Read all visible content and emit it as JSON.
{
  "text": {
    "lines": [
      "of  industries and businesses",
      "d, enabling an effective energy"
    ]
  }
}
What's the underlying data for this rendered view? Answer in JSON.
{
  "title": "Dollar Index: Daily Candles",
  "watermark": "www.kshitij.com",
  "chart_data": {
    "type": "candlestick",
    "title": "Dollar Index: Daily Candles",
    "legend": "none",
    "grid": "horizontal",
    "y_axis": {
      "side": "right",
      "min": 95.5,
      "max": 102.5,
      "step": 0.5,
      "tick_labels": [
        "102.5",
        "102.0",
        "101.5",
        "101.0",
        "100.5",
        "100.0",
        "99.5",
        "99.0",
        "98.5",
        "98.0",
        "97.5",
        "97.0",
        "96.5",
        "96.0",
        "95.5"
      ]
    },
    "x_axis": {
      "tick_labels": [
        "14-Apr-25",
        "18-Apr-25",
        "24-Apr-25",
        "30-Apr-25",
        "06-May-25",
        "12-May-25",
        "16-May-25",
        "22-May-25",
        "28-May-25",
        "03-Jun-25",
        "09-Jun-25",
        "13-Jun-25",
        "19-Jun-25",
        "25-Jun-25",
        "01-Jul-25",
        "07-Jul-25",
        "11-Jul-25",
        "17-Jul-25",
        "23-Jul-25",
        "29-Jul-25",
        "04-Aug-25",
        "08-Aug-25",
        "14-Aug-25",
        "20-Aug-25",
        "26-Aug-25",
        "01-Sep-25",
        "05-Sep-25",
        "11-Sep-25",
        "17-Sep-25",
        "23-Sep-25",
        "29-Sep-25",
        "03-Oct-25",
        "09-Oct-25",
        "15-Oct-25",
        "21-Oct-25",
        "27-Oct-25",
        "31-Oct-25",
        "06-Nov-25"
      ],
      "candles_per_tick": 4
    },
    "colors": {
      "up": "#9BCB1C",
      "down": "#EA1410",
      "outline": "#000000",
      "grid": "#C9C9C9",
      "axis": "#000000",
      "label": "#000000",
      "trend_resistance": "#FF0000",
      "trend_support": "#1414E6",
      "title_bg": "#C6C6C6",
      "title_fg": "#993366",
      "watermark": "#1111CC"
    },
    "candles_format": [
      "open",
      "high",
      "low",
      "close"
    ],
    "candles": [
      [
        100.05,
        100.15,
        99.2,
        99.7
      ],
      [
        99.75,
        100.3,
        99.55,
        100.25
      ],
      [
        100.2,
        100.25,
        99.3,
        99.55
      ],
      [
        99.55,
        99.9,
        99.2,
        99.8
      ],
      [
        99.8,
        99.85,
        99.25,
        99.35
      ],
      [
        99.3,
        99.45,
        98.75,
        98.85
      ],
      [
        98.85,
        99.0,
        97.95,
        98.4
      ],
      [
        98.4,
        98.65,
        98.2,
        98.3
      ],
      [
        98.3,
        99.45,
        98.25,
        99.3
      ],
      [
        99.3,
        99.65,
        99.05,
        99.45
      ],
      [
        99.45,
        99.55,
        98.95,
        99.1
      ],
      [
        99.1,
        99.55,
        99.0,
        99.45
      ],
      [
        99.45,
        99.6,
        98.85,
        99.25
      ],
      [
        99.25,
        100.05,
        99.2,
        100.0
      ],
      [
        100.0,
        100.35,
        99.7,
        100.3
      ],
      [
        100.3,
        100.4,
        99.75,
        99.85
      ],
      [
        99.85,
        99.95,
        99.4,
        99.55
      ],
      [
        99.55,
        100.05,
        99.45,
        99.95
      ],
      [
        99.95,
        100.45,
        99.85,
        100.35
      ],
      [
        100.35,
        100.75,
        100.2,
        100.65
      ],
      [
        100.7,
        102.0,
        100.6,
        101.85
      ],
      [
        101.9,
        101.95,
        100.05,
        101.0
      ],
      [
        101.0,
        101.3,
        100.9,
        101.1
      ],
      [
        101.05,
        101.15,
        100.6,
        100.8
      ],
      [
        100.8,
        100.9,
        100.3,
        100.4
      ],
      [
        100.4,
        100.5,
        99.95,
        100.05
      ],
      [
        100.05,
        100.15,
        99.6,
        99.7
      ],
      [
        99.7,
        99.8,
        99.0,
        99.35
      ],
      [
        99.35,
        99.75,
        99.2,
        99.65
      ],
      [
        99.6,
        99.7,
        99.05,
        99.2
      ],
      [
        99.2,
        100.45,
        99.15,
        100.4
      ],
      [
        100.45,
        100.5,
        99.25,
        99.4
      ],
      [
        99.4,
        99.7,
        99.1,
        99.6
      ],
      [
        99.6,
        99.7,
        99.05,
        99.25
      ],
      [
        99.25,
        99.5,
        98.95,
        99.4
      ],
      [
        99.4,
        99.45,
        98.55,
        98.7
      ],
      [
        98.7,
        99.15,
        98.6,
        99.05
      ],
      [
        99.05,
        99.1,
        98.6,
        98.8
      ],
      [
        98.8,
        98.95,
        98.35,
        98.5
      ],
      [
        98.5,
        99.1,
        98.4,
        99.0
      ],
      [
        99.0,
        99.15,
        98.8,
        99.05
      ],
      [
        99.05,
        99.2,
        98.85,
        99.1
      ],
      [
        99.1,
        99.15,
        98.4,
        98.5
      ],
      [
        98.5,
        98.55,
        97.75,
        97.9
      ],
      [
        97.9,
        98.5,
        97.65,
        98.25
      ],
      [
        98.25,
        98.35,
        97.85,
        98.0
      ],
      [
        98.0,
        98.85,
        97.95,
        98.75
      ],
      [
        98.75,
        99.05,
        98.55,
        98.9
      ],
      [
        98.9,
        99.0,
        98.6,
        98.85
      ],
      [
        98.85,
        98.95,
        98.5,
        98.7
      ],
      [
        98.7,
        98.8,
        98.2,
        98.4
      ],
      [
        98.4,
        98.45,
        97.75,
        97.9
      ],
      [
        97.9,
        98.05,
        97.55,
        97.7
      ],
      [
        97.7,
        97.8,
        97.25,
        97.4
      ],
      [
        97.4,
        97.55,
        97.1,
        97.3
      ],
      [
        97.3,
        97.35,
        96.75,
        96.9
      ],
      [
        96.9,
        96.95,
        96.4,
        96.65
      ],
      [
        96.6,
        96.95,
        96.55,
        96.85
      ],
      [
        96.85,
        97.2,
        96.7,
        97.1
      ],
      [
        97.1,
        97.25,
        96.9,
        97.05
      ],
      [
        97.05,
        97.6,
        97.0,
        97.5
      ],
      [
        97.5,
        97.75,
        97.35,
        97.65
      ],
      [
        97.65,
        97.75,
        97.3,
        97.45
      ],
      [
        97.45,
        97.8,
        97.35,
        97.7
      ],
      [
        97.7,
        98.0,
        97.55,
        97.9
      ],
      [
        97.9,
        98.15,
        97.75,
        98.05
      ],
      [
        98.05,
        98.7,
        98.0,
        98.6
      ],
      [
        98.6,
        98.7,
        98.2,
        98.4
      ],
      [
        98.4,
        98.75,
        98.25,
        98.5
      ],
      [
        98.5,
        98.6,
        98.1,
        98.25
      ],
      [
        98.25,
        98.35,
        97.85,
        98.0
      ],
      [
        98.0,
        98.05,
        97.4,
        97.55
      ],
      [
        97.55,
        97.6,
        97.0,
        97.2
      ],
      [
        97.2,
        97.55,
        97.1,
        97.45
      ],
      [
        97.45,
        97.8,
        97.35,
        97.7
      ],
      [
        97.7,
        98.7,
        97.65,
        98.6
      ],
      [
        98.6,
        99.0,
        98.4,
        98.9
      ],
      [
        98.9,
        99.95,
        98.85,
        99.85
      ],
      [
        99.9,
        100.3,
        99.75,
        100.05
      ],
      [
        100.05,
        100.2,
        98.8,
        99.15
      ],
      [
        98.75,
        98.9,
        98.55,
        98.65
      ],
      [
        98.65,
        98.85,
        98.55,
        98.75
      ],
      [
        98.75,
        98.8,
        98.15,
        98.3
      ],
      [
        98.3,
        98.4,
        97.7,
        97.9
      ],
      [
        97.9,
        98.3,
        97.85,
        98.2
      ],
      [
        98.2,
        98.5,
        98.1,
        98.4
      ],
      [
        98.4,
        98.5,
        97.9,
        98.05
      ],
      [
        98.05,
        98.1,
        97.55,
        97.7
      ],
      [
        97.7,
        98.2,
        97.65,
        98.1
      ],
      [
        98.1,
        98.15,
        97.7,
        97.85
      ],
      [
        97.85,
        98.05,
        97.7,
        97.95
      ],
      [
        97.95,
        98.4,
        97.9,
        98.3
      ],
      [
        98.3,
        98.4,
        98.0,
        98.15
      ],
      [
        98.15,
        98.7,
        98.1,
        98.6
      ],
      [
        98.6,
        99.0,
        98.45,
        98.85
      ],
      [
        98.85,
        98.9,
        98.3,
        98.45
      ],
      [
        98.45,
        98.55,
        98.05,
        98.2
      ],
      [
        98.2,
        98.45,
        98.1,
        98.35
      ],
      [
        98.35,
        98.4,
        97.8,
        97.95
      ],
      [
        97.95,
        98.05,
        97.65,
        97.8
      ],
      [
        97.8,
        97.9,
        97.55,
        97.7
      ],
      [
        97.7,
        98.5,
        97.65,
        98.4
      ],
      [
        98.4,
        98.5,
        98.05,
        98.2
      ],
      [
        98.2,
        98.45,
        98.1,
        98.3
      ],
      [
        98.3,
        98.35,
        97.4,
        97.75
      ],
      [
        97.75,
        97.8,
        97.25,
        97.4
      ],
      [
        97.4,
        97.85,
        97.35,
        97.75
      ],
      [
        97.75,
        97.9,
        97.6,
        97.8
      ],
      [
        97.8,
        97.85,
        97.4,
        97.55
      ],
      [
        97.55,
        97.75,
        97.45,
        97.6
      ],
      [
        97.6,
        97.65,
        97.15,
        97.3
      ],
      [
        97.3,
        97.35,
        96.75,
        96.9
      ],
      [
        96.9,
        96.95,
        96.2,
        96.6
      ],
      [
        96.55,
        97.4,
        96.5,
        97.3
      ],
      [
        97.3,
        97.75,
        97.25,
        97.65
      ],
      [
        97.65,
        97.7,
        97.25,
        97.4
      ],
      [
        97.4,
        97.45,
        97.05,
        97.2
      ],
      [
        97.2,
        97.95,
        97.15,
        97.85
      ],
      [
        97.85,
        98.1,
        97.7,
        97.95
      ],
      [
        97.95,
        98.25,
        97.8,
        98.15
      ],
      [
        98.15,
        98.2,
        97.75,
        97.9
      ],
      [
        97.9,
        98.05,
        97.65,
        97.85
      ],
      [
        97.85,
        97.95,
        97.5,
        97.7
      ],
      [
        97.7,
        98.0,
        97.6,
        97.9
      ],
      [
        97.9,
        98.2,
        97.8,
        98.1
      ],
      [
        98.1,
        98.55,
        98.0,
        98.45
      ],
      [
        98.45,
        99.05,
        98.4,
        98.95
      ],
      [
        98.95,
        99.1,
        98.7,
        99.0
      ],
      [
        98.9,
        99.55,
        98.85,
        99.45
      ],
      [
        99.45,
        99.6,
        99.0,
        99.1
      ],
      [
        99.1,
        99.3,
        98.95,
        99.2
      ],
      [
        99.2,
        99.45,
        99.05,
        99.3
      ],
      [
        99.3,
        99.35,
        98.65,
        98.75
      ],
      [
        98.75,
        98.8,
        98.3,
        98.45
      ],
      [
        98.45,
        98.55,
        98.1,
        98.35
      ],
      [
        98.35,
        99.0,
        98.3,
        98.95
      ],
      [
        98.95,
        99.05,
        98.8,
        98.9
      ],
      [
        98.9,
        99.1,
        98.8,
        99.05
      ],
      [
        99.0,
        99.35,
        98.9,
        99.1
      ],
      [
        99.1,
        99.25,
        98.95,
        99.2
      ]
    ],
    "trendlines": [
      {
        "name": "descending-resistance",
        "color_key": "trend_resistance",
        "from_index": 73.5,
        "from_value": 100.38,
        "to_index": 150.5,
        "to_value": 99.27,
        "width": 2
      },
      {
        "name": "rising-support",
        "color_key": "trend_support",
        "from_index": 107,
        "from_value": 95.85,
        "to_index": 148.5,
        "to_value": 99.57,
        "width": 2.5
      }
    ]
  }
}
===============
*What to produce*
Show every line where the string "watermark" appears.

*Answer to this task*
  "watermark": "www.kshitij.com",
      "watermark": "#1111CC"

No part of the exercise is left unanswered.